[Begin THE INPUT]
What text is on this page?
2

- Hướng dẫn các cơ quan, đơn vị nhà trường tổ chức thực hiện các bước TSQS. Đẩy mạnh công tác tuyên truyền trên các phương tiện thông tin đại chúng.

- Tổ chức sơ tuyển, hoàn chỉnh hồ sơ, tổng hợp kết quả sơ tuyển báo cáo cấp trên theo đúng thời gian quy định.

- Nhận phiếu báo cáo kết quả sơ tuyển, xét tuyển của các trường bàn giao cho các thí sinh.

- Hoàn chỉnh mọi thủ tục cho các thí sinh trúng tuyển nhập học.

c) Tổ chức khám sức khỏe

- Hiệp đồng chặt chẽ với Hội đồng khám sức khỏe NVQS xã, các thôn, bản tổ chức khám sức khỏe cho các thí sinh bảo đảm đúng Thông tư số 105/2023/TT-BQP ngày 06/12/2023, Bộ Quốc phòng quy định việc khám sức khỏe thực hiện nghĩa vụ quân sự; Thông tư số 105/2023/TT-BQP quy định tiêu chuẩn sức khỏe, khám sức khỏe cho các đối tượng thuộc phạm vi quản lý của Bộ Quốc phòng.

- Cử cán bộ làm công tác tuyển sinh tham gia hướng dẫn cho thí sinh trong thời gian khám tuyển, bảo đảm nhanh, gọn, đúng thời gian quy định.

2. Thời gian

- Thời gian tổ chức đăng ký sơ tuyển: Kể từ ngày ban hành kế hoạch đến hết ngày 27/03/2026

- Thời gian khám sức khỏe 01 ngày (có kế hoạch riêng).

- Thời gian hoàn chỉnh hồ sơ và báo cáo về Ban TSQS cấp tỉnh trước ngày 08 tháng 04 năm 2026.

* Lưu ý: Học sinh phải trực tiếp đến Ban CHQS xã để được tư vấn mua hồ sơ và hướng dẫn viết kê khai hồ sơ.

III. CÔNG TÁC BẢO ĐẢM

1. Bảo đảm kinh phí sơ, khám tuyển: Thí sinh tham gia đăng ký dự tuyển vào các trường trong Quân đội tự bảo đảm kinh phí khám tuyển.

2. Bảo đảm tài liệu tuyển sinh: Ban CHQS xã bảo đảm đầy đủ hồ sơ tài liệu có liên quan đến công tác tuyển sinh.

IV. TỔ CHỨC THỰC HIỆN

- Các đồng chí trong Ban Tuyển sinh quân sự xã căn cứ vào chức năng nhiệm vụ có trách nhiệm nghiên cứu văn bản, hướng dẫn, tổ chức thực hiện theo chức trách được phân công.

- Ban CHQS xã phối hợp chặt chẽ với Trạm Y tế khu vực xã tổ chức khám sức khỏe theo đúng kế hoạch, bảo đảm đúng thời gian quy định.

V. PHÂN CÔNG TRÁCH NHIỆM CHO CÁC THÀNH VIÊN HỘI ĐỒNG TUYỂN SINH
[End THE INPUT]
» SET TASK
Return all of the data word for word.

» WRITTEN REPLY
What text is on this page?
2

- Hướng dẫn các cơ quan, đơn vị nhà trường tổ chức thực hiện các bước TSQS. Đẩy mạnh công tác tuyên truyền trên các phương tiện thông tin đại chúng.

- Tổ chức sơ tuyển, hoàn chỉnh hồ sơ, tổng hợp kết quả sơ tuyển báo cáo cấp trên theo đúng thời gian quy định.

- Nhận phiếu báo cáo kết quả sơ tuyển, xét tuyển của các trường bàn giao cho các thí sinh.

- Hoàn chỉnh mọi thủ tục cho các thí sinh trúng tuyển nhập học.

c) Tổ chức khám sức khỏe

- Hiệp đồng chặt chẽ với Hội đồng khám sức khỏe NVQS xã, các thôn, bản tổ chức khám sức khỏe cho các thí sinh bảo đảm đúng Thông tư số 105/2023/TT-BQP ngày 06/12/2023, Bộ Quốc phòng quy định việc khám sức khỏe thực hiện nghĩa vụ quân sự; Thông tư số 105/2023/TT-BQP quy định tiêu chuẩn sức khỏe, khám sức khỏe cho các đối tượng thuộc phạm vi quản lý của Bộ Quốc phòng.

- Cử cán bộ làm công tác tuyển sinh tham gia hướng dẫn cho thí sinh trong thời gian khám tuyển, bảo đảm nhanh, gọn, đúng thời gian quy định.

2. Thời gian

- Thời gian tổ chức đăng ký sơ tuyển: Kể từ ngày ban hành kế hoạch đến hết ngày 27/03/2026

- Thời gian khám sức khỏe 01 ngày (có kế hoạch riêng).

- Thời gian hoàn chỉnh hồ sơ và báo cáo về Ban TSQS cấp tỉnh trước ngày 08 tháng 04 năm 2026.

* Lưu ý: Học sinh phải trực tiếp đến Ban CHQS xã để được tư vấn mua hồ sơ và hướng dẫn viết kê khai hồ sơ.

III. CÔNG TÁC BẢO ĐẢM

1. Bảo đảm kinh phí sơ, khám tuyển: Thí sinh tham gia đăng ký dự tuyển vào các trường trong Quân đội tự bảo đảm kinh phí khám tuyển.

2. Bảo đảm tài liệu tuyển sinh: Ban CHQS xã bảo đảm đầy đủ hồ sơ tài liệu có liên quan đến công tác tuyển sinh.

IV. TỔ CHỨC THỰC HIỆN

- Các đồng chí trong Ban Tuyển sinh quân sự xã căn cứ vào chức năng nhiệm vụ có trách nhiệm nghiên cứu văn bản, hướng dẫn, tổ chức thực hiện theo chức trách được phân công.

- Ban CHQS xã phối hợp chặt chẽ với Trạm Y tế khu vực xã tổ chức khám sức khỏe theo đúng kế hoạch, bảo đảm đúng thời gian quy định.

V. PHÂN CÔNG TRÁCH NHIỆM CHO CÁC THÀNH VIÊN HỘI ĐỒNG TUYỂN SINH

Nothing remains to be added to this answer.